> [What the task asks]
Give the data again, word for word.

> [Material shown]

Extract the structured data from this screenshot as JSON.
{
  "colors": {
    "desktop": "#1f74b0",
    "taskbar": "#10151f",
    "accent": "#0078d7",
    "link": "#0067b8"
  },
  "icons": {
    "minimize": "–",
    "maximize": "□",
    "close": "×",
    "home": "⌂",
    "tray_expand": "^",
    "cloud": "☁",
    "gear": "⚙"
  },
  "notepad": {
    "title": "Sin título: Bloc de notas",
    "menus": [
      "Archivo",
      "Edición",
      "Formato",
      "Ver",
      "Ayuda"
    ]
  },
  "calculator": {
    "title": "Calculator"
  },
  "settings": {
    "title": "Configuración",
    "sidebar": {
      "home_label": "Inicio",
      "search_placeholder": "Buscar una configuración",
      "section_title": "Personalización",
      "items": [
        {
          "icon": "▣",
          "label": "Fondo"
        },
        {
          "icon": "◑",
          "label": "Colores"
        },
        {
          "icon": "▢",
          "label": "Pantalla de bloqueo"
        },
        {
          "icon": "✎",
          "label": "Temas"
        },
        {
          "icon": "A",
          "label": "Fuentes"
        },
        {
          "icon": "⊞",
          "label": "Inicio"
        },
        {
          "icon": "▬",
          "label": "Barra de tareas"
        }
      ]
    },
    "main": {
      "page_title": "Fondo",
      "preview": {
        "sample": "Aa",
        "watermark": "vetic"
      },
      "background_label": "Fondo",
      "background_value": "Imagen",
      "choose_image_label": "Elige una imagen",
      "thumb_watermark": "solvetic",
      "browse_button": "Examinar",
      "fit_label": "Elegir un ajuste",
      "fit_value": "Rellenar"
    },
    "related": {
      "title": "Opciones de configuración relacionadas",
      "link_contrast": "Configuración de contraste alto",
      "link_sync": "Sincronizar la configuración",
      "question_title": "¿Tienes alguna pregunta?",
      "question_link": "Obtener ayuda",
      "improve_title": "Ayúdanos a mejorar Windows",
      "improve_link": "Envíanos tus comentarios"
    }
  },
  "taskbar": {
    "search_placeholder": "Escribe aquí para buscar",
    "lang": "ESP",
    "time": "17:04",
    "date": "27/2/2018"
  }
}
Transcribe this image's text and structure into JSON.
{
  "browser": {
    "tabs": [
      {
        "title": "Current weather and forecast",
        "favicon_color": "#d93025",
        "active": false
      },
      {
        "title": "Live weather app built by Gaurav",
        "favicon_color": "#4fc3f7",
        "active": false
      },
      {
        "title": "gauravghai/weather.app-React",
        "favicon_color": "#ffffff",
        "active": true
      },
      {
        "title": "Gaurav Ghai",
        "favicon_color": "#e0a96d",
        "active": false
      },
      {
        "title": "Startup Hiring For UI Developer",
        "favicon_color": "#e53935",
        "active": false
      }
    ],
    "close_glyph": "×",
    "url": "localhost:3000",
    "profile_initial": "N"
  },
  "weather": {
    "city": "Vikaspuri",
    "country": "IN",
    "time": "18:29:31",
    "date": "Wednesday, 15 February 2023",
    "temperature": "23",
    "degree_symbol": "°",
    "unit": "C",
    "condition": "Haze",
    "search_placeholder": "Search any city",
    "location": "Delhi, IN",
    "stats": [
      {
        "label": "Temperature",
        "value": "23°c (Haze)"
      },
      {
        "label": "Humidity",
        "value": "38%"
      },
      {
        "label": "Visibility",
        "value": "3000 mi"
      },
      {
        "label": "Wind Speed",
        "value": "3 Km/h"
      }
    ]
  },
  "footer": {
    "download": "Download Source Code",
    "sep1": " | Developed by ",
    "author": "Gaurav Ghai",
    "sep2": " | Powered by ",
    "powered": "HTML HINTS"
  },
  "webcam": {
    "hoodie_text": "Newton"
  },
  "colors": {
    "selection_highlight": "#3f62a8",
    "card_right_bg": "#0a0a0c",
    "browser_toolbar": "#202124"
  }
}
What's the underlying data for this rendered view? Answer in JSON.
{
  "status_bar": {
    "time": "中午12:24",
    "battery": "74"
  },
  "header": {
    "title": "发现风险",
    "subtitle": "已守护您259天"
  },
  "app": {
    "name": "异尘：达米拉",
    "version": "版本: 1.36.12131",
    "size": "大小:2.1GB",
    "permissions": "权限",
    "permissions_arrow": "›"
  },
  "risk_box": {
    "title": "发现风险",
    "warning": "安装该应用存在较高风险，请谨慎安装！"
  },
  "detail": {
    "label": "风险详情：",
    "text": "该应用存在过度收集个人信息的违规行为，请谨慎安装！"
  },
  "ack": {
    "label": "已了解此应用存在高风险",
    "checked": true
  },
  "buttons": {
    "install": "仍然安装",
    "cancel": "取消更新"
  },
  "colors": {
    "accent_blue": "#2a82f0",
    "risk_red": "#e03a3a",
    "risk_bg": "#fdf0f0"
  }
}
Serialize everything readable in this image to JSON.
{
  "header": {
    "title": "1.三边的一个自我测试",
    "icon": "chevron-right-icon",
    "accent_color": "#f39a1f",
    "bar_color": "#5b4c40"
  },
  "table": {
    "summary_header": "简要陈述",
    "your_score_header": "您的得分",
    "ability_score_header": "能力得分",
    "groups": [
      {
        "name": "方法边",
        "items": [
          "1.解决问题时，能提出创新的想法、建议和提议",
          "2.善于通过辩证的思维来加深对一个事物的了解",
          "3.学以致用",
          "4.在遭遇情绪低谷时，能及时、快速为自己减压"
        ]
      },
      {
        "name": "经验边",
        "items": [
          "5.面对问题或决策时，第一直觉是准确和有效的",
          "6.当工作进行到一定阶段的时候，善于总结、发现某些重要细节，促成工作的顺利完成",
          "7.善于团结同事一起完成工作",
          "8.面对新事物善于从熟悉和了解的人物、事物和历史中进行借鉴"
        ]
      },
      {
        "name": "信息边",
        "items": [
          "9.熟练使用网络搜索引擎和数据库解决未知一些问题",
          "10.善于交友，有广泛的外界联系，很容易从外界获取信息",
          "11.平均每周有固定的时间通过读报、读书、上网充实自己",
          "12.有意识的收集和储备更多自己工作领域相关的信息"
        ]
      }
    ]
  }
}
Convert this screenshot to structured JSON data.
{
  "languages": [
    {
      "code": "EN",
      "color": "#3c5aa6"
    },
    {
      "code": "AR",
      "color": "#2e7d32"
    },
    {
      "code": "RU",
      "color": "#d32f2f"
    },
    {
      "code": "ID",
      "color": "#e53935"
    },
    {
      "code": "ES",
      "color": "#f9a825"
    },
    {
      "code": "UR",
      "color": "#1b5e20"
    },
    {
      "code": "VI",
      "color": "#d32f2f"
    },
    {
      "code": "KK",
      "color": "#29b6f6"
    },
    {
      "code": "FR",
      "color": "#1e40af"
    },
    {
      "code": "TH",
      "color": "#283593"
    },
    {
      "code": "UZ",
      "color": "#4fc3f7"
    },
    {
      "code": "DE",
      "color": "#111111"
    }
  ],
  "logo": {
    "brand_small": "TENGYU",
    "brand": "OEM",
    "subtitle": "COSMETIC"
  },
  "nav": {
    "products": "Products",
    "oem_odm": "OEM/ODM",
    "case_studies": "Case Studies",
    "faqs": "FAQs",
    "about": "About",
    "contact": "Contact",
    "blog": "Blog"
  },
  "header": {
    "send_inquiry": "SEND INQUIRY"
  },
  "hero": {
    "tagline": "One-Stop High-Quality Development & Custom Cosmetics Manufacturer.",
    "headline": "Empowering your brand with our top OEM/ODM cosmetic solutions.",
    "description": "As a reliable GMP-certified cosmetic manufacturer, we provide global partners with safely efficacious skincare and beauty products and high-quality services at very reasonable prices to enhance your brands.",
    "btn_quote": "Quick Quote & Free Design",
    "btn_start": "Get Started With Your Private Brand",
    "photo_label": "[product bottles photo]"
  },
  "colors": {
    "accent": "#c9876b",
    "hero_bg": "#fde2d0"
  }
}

> [The answer]
Extract the structured data from this screenshot as JSON.
{
  "colors": {
    "desktop": "#1f74b0",
    "taskbar": "#10151f",
    "accent": "#0078d7",
    "link": "#0067b8"
  },
  "icons": {
    "minimize": "–",
    "maximize": "□",
    "close": "×",
    "home": "⌂",
    "tray_expand": "^",
    "cloud": "☁",
    "gear": "⚙"
  },
  "notepad": {
    "title": "Sin título: Bloc de notas",
    "menus": [
      "Archivo",
      "Edición",
      "Formato",
      "Ver",
      "Ayuda"
    ]
  },
  "calculator": {
    "title": "Calculator"
  },
  "settings": {
    "title": "Configuración",
    "sidebar": {
      "home_label": "Inicio",
      "search_placeholder": "Buscar una configuración",
      "section_title": "Personalización",
      "items": [
        {
          "icon": "▣",
          "label": "Fondo"
        },
        {
          "icon": "◑",
          "label": "Colores"
        },
        {
          "icon": "▢",
          "label": "Pantalla de bloqueo"
        },
        {
          "icon": "✎",
          "label": "Temas"
        },
        {
          "icon": "A",
          "label": "Fuentes"
        },
        {
          "icon": "⊞",
          "label": "Inicio"
        },
        {
          "icon": "▬",
          "label": "Barra de tareas"
        }
      ]
    },
    "main": {
      "page_title": "Fondo",
      "preview": {
        "sample": "Aa",
        "watermark": "vetic"
      },
      "background_label": "Fondo",
      "background_value": "Imagen",
      "choose_image_label": "Elige una imagen",
      "thumb_watermark": "solvetic",
      "browse_button": "Examinar",
      "fit_label": "Elegir un ajuste",
      "fit_value": "Rellenar"
    },
    "related": {
      "title": "Opciones de configuración relacionadas",
      "link_contrast": "Configuración de contraste alto",
      "link_sync": "Sincronizar la configuración",
      "question_title": "¿Tienes alguna pregunta?",
      "question_link": "Obtener ayuda",
      "improve_title": "Ayúdanos a mejorar Windows",
      "improve_link": "Envíanos tus comentarios"
    }
  },
  "taskbar": {
    "search_placeholder": "Escribe aquí para buscar",
    "lang": "ESP",
    "time": "17:04",
    "date": "27/2/2018"
  }
}
Transcribe this image's text and structure into JSON.
{
  "browser": {
    "tabs": [
      {
        "title": "Current weather and forecast",
        "favicon_color": "#d93025",
        "active": false
      },
      {
        "title": "Live weather app built by Gaurav",
        "favicon_color": "#4fc3f7",
        "active": false
      },
      {
        "title": "gauravghai/weather.app-React",
        "favicon_color": "#ffffff",
        "active": true
      },
      {
        "title": "Gaurav Ghai",
        "favicon_color": "#e0a96d",
        "active": false
      },
      {
        "title": "Startup Hiring For UI Developer",
        "favicon_color": "#e53935",
        "active": false
      }
    ],
    "close_glyph": "×",
    "url": "localhost:3000",
    "profile_initial": "N"
  },
  "weather": {
    "city": "Vikaspuri",
    "country": "IN",
    "time": "18:29:31",
    "date": "Wednesday, 15 February 2023",
    "temperature": "23",
    "degree_symbol": "°",
    "unit": "C",
    "condition": "Haze",
    "search_placeholder": "Search any city",
    "location": "Delhi, IN",
    "stats": [
      {
        "label": "Temperature",
        "value": "23°c (Haze)"
      },
      {
        "label": "Humidity",
        "value": "38%"
      },
      {
        "label": "Visibility",
        "value": "3000 mi"
      },
      {
        "label": "Wind Speed",
        "value": "3 Km/h"
      }
    ]
  },
  "footer": {
    "download": "Download Source Code",
    "sep1": " | Developed by ",
    "author": "Gaurav Ghai",
    "sep2": " | Powered by ",
    "powered": "HTML HINTS"
  },
  "webcam": {
    "hoodie_text": "Newton"
  },
  "colors": {
    "selection_highlight": "#3f62a8",
    "card_right_bg": "#0a0a0c",
    "browser_toolbar": "#202124"
  }
}
What's the underlying data for this rendered view? Answer in JSON.
{
  "status_bar": {
    "time": "中午12:24",
    "battery": "74"
  },
  "header": {
    "title": "发现风险",
    "subtitle": "已守护您259天"
  },
  "app": {
    "name": "异尘：达米拉",
    "version": "版本: 1.36.12131",
    "size": "大小:2.1GB",
    "permissions": "权限",
    "permissions_arrow": "›"
  },
  "risk_box": {
    "title": "发现风险",
    "warning": "安装该应用存在较高风险，请谨慎安装！"
  },
  "detail": {
    "label": "风险详情：",
    "text": "该应用存在过度收集个人信息的违规行为，请谨慎安装！"
  },
  "ack": {
    "label": "已了解此应用存在高风险",
    "checked": true
  },
  "buttons": {
    "install": "仍然安装",
    "cancel": "取消更新"
  },
  "colors": {
    "accent_blue": "#2a82f0",
    "risk_red": "#e03a3a",
    "risk_bg": "#fdf0f0"
  }
}
Serialize everything readable in this image to JSON.
{
  "header": {
    "title": "1.三边的一个自我测试",
    "icon": "chevron-right-icon",
    "accent_color": "#f39a1f",
    "bar_color": "#5b4c40"
  },
  "table": {
    "summary_header": "简要陈述",
    "your_score_header": "您的得分",
    "ability_score_header": "能力得分",
    "groups": [
      {
        "name": "方法边",
        "items": [
          "1.解决问题时，能提出创新的想法、建议和提议",
          "2.善于通过辩证的思维来加深对一个事物的了解",
          "3.学以致用",
          "4.在遭遇情绪低谷时，能及时、快速为自己减压"
        ]
      },
      {
        "name": "经验边",
        "items": [
          "5.面对问题或决策时，第一直觉是准确和有效的",
          "6.当工作进行到一定阶段的时候，善于总结、发现某些重要细节，促成工作的顺利完成",
          "7.善于团结同事一起完成工作",
          "8.面对新事物善于从熟悉和了解的人物、事物和历史中进行借鉴"
        ]
      },
      {
        "name": "信息边",
        "items": [
          "9.熟练使用网络搜索引擎和数据库解决未知一些问题",
          "10.善于交友，有广泛的外界联系，很容易从外界获取信息",
          "11.平均每周有固定的时间通过读报、读书、上网充实自己",
          "12.有意识的收集和储备更多自己工作领域相关的信息"
        ]
      }
    ]
  }
}
Convert this screenshot to structured JSON data.
{
  "languages": [
    {
      "code": "EN",
      "color": "#3c5aa6"
    },
    {
      "code": "AR",
      "color": "#2e7d32"
    },
    {
      "code": "RU",
      "color": "#d32f2f"
    },
    {
      "code": "ID",
      "color": "#e53935"
    },
    {
      "code": "ES",
      "color": "#f9a825"
    },
    {
      "code": "UR",
      "color": "#1b5e20"
    },
    {
      "code": "VI",
      "color": "#d32f2f"
    },
    {
      "code": "KK",
      "color": "#29b6f6"
    },
    {
      "code": "FR",
      "color": "#1e40af"
    },
    {
      "code": "TH",
      "color": "#283593"
    },
    {
      "code": "UZ",
      "color": "#4fc3f7"
    },
    {
      "code": "DE",
      "color": "#111111"
    }
  ],
  "logo": {
    "brand_small": "TENGYU",
    "brand": "OEM",
    "subtitle": "COSMETIC"
  },
  "nav": {
    "products": "Products",
    "oem_odm": "OEM/ODM",
    "case_studies": "Case Studies",
    "faqs": "FAQs",
    "about": "About",
    "contact": "Contact",
    "blog": "Blog"
  },
  "header": {
    "send_inquiry": "SEND INQUIRY"
  },
  "hero": {
    "tagline": "One-Stop High-Quality Development & Custom Cosmetics Manufacturer.",
    "headline": "Empowering your brand with our top OEM/ODM cosmetic solutions.",
    "description": "As a reliable GMP-certified cosmetic manufacturer, we provide global partners with safely efficacious skincare and beauty products and high-quality services at very reasonable prices to enhance your brands.",
    "btn_quote": "Quick Quote & Free Design",
    "btn_start": "Get Started With Your Private Brand",
    "photo_label": "[product bottles photo]"
  },
  "colors": {
    "accent": "#c9876b",
    "hero_bg": "#fde2d0"
  }
}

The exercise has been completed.